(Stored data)
* * * * * * *

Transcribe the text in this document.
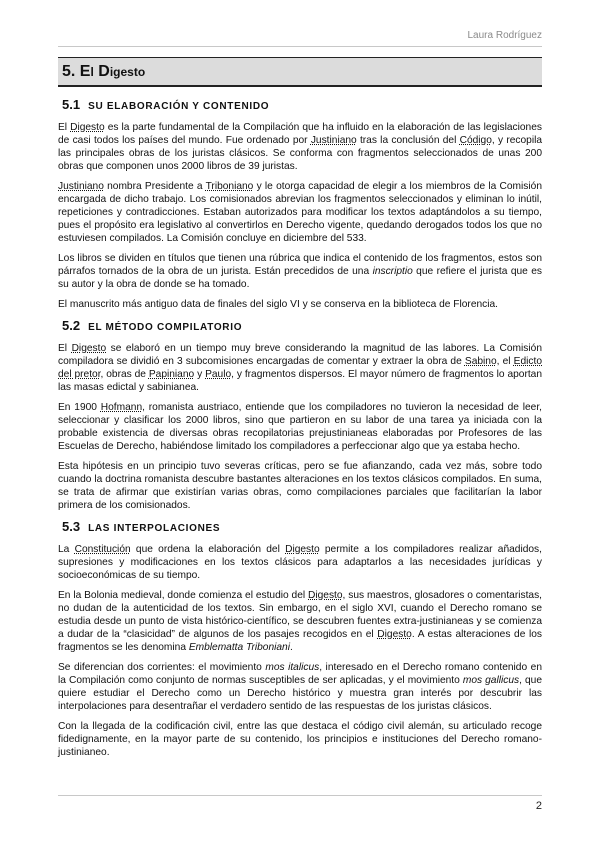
Laura Rodríguez
5. El Digesto
5.1 SU ELABORACIÓN Y CONTENIDO

El Digesto es la parte fundamental de la Compilación que ha influido en la elaboración de las legislaciones de casi todos los países del mundo. Fue ordenado por Justiniano tras la conclusión del Código, y recopila las principales obras de los juristas clásicos. Se conforma con fragmentos seleccionados de unas 200 obras que componen unos 2000 libros de 39 juristas.

Justiniano nombra Presidente a Triboniano y le otorga capacidad de elegir a los miembros de la Comisión encargada de dicho trabajo. Los comisionados abrevian los fragmentos seleccionados y eliminan lo inútil, repeticiones y contradicciones. Estaban autorizados para modificar los textos adaptándolos a su tiempo, pues el propósito era legislativo al convertirlos en Derecho vigente, quedando derogados todos los que no estuviesen compilados. La Comisión concluye en diciembre del 533.

Los libros se dividen en títulos que tienen una rúbrica que indica el contenido de los fragmentos, estos son párrafos tornados de la obra de un jurista. Están precedidos de una inscriptio que refiere el jurista que es su autor y la obra de donde se ha tomado.

El manuscrito más antiguo data de finales del siglo VI y se conserva en la biblioteca de Florencia.

5.2 EL MÉTODO COMPILATORIO

El Digesto se elaboró en un tiempo muy breve considerando la magnitud de las labores. La Comisión compiladora se dividió en 3 subcomisiones encargadas de comentar y extraer la obra de Sabino, el Edicto del pretor, obras de Papiniano y Paulo, y fragmentos dispersos. El mayor número de fragmentos lo aportan las masas edictal y sabinianea.

En 1900 Hofmann, romanista austriaco, entiende que los compiladores no tuvieron la necesidad de leer, seleccionar y clasificar los 2000 libros, sino que partieron en su labor de una tarea ya iniciada con la probable existencia de diversas obras recopilatorias prejustinianeas elaboradas por Profesores de las Escuelas de Derecho, habiéndose limitado los compiladores a perfeccionar algo que ya estaba hecho.

Esta hipótesis en un principio tuvo severas críticas, pero se fue afianzando, cada vez más, sobre todo cuando la doctrina romanista descubre bastantes alteraciones en los textos clásicos compilados. En suma, se trata de afirmar que existirían varias obras, como compilaciones parciales que facilitarían la labor primera de los comisionados.

5.3 LAS INTERPOLACIONES

La Constitución que ordena la elaboración del Digesto permite a los compiladores realizar añadidos, supresiones y modificaciones en los textos clásicos para adaptarlos a las necesidades jurídicas y socioeconómicas de su tiempo.

En la Bolonia medieval, donde comienza el estudio del Digesto, sus maestros, glosadores o comentaristas, no dudan de la autenticidad de los textos. Sin embargo, en el siglo XVI, cuando el Derecho romano se estudia desde un punto de vista histórico-científico, se descubren fuentes extra-justinianeas y se comienza a dudar de la “clasicidad” de algunos de los pasajes recogidos en el Digesto. A estas alteraciones de los fragmentos se les denomina Emblematta Triboniani.

Se diferencian dos corrientes: el movimiento mos italicus, interesado en el Derecho romano contenido en la Compilación como conjunto de normas susceptibles de ser aplicadas, y el movimiento mos gallicus, que quiere estudiar el Derecho como un Derecho histórico y muestra gran interés por descubrir las interpolaciones para desentrañar el verdadero sentido de las respuestas de los juristas clásicos.

Con la llegada de la codificación civil, entre las que destaca el código civil alemán, su articulado recoge fidedignamente, en la mayor parte de su contenido, los principios e instituciones del Derecho romano-justinianeo.

2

* * * * * * *

→ WORK REQUIRED
Exclude the pictures, and transcribe all of the material exactly.

→ EXERCISE ANSWER
Transcribe the text in this document.
Laura Rodríguez
5. El Digesto
5.1 SU ELABORACIÓN Y CONTENIDO

El Digesto es la parte fundamental de la Compilación que ha influido en la elaboración de las legislaciones de casi todos los países del mundo. Fue ordenado por Justiniano tras la conclusión del Código, y recopila las principales obras de los juristas clásicos. Se conforma con fragmentos seleccionados de unas 200 obras que componen unos 2000 libros de 39 juristas.

Justiniano nombra Presidente a Triboniano y le otorga capacidad de elegir a los miembros de la Comisión encargada de dicho trabajo. Los comisionados abrevian los fragmentos seleccionados y eliminan lo inútil, repeticiones y contradicciones. Estaban autorizados para modificar los textos adaptándolos a su tiempo, pues el propósito era legislativo al convertirlos en Derecho vigente, quedando derogados todos los que no estuviesen compilados. La Comisión concluye en diciembre del 533.

Los libros se dividen en títulos que tienen una rúbrica que indica el contenido de los fragmentos, estos son párrafos tornados de la obra de un jurista. Están precedidos de una inscriptio que refiere el jurista que es su autor y la obra de donde se ha tomado.

El manuscrito más antiguo data de finales del siglo VI y se conserva en la biblioteca de Florencia.

5.2 EL MÉTODO COMPILATORIO

El Digesto se elaboró en un tiempo muy breve considerando la magnitud de las labores. La Comisión compiladora se dividió en 3 subcomisiones encargadas de comentar y extraer la obra de Sabino, el Edicto del pretor, obras de Papiniano y Paulo, y fragmentos dispersos. El mayor número de fragmentos lo aportan las masas edictal y sabinianea.

En 1900 Hofmann, romanista austriaco, entiende que los compiladores no tuvieron la necesidad de leer, seleccionar y clasificar los 2000 libros, sino que partieron en su labor de una tarea ya iniciada con la probable existencia de diversas obras recopilatorias prejustinianeas elaboradas por Profesores de las Escuelas de Derecho, habiéndose limitado los compiladores a perfeccionar algo que ya estaba hecho.

Esta hipótesis en un principio tuvo severas críticas, pero se fue afianzando, cada vez más, sobre todo cuando la doctrina romanista descubre bastantes alteraciones en los textos clásicos compilados. En suma, se trata de afirmar que existirían varias obras, como compilaciones parciales que facilitarían la labor primera de los comisionados.

5.3 LAS INTERPOLACIONES

La Constitución que ordena la elaboración del Digesto permite a los compiladores realizar añadidos, supresiones y modificaciones en los textos clásicos para adaptarlos a las necesidades jurídicas y socioeconómicas de su tiempo.

En la Bolonia medieval, donde comienza el estudio del Digesto, sus maestros, glosadores o comentaristas, no dudan de la autenticidad de los textos. Sin embargo, en el siglo XVI, cuando el Derecho romano se estudia desde un punto de vista histórico-científico, se descubren fuentes extra-justinianeas y se comienza a dudar de la “clasicidad” de algunos de los pasajes recogidos en el Digesto. A estas alteraciones de los fragmentos se les denomina Emblematta Triboniani.

Se diferencian dos corrientes: el movimiento mos italicus, interesado en el Derecho romano contenido en la Compilación como conjunto de normas susceptibles de ser aplicadas, y el movimiento mos gallicus, que quiere estudiar el Derecho como un Derecho histórico y muestra gran interés por descubrir las interpolaciones para desentrañar el verdadero sentido de las respuestas de los juristas clásicos.

Con la llegada de la codificación civil, entre las que destaca el código civil alemán, su articulado recoge fidedignamente, en la mayor parte de su contenido, los principios e instituciones del Derecho romano-justinianeo.

2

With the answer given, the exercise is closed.